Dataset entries
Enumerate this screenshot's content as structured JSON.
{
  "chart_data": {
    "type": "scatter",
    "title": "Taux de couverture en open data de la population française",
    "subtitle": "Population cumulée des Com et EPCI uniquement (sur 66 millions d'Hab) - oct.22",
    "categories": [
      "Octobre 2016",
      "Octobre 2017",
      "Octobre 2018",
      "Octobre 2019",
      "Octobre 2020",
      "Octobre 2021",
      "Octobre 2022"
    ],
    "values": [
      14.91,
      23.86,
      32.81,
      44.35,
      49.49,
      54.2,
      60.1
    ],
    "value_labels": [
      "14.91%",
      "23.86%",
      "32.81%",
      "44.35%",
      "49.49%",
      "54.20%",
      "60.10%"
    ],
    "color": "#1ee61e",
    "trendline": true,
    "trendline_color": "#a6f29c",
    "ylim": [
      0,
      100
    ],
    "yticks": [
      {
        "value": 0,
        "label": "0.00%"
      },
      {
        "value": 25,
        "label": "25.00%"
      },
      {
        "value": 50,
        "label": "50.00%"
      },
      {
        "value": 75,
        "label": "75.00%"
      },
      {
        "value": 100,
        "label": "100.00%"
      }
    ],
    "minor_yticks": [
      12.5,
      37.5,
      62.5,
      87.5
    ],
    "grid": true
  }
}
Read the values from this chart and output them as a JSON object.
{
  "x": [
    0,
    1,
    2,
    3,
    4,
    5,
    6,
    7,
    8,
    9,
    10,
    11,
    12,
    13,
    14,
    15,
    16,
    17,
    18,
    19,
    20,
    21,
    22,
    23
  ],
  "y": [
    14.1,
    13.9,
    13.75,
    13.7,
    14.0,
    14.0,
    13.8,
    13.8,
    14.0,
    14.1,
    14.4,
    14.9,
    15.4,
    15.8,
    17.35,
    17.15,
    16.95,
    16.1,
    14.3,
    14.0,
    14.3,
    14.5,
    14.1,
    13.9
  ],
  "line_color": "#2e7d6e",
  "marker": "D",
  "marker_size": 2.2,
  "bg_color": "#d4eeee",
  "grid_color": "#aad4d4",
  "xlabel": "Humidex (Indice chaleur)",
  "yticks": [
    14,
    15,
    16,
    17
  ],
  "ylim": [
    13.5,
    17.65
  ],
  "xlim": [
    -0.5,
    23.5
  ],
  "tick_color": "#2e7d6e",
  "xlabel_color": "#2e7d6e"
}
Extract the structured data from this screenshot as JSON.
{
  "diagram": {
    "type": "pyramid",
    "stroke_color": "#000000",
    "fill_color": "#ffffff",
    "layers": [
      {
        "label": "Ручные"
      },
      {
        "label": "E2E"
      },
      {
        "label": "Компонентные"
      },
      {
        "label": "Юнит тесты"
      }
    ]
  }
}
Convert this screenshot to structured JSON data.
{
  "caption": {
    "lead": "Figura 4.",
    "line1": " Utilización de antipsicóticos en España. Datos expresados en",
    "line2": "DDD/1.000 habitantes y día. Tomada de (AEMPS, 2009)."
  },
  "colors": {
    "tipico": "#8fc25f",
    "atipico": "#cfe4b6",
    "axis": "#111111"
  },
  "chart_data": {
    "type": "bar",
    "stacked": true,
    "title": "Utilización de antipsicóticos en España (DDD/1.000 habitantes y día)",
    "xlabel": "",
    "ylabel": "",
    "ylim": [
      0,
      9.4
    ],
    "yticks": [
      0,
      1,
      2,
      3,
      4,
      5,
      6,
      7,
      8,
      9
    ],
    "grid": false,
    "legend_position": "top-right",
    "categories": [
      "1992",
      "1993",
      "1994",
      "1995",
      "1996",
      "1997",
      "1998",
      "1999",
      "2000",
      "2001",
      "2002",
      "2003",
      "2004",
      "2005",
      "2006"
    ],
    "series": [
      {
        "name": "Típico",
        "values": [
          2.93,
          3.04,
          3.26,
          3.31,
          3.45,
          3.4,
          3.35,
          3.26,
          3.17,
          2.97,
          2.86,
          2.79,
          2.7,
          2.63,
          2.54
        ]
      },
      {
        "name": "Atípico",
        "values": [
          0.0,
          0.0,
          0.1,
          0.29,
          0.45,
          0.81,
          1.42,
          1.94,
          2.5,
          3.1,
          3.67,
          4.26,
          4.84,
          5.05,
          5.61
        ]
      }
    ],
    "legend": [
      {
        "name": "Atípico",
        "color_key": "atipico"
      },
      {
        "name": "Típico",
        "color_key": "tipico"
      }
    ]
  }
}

# [Directions]
Produce an exact copy of all the records.

# [The response]
Enumerate this screenshot's content as structured JSON.
{
  "chart_data": {
    "type": "scatter",
    "title": "Taux de couverture en open data de la population française",
    "subtitle": "Population cumulée des Com et EPCI uniquement (sur 66 millions d'Hab) - oct.22",
    "categories": [
      "Octobre 2016",
      "Octobre 2017",
      "Octobre 2018",
      "Octobre 2019",
      "Octobre 2020",
      "Octobre 2021",
      "Octobre 2022"
    ],
    "values": [
      14.91,
      23.86,
      32.81,
      44.35,
      49.49,
      54.2,
      60.1
    ],
    "value_labels": [
      "14.91%",
      "23.86%",
      "32.81%",
      "44.35%",
      "49.49%",
      "54.20%",
      "60.10%"
    ],
    "color": "#1ee61e",
    "trendline": true,
    "trendline_color": "#a6f29c",
    "ylim": [
      0,
      100
    ],
    "yticks": [
      {
        "value": 0,
        "label": "0.00%"
      },
      {
        "value": 25,
        "label": "25.00%"
      },
      {
        "value": 50,
        "label": "50.00%"
      },
      {
        "value": 75,
        "label": "75.00%"
      },
      {
        "value": 100,
        "label": "100.00%"
      }
    ],
    "minor_yticks": [
      12.5,
      37.5,
      62.5,
      87.5
    ],
    "grid": true
  }
}
Read the values from this chart and output them as a JSON object.
{
  "x": [
    0,
    1,
    2,
    3,
    4,
    5,
    6,
    7,
    8,
    9,
    10,
    11,
    12,
    13,
    14,
    15,
    16,
    17,
    18,
    19,
    20,
    21,
    22,
    23
  ],
  "y": [
    14.1,
    13.9,
    13.75,
    13.7,
    14.0,
    14.0,
    13.8,
    13.8,
    14.0,
    14.1,
    14.4,
    14.9,
    15.4,
    15.8,
    17.35,
    17.15,
    16.95,
    16.1,
    14.3,
    14.0,
    14.3,
    14.5,
    14.1,
    13.9
  ],
  "line_color": "#2e7d6e",
  "marker": "D",
  "marker_size": 2.2,
  "bg_color": "#d4eeee",
  "grid_color": "#aad4d4",
  "xlabel": "Humidex (Indice chaleur)",
  "yticks": [
    14,
    15,
    16,
    17
  ],
  "ylim": [
    13.5,
    17.65
  ],
  "xlim": [
    -0.5,
    23.5
  ],
  "tick_color": "#2e7d6e",
  "xlabel_color": "#2e7d6e"
}
Extract the structured data from this screenshot as JSON.
{
  "diagram": {
    "type": "pyramid",
    "stroke_color": "#000000",
    "fill_color": "#ffffff",
    "layers": [
      {
        "label": "Ручные"
      },
      {
        "label": "E2E"
      },
      {
        "label": "Компонентные"
      },
      {
        "label": "Юнит тесты"
      }
    ]
  }
}
Convert this screenshot to structured JSON data.
{
  "caption": {
    "lead": "Figura 4.",
    "line1": " Utilización de antipsicóticos en España. Datos expresados en",
    "line2": "DDD/1.000 habitantes y día. Tomada de (AEMPS, 2009)."
  },
  "colors": {
    "tipico": "#8fc25f",
    "atipico": "#cfe4b6",
    "axis": "#111111"
  },
  "chart_data": {
    "type": "bar",
    "stacked": true,
    "title": "Utilización de antipsicóticos en España (DDD/1.000 habitantes y día)",
    "xlabel": "",
    "ylabel": "",
    "ylim": [
      0,
      9.4
    ],
    "yticks": [
      0,
      1,
      2,
      3,
      4,
      5,
      6,
      7,
      8,
      9
    ],
    "grid": false,
    "legend_position": "top-right",
    "categories": [
      "1992",
      "1993",
      "1994",
      "1995",
      "1996",
      "1997",
      "1998",
      "1999",
      "2000",
      "2001",
      "2002",
      "2003",
      "2004",
      "2005",
      "2006"
    ],
    "series": [
      {
        "name": "Típico",
        "values": [
          2.93,
          3.04,
          3.26,
          3.31,
          3.45,
          3.4,
          3.35,
          3.26,
          3.17,
          2.97,
          2.86,
          2.79,
          2.7,
          2.63,
          2.54
        ]
      },
      {
        "name": "Atípico",
        "values": [
          0.0,
          0.0,
          0.1,
          0.29,
          0.45,
          0.81,
          1.42,
          1.94,
          2.5,
          3.1,
          3.67,
          4.26,
          4.84,
          5.05,
          5.61
        ]
      }
    ],
    "legend": [
      {
        "name": "Atípico",
        "color_key": "atipico"
      },
      {
        "name": "Típico",
        "color_key": "tipico"
      }
    ]
  }
}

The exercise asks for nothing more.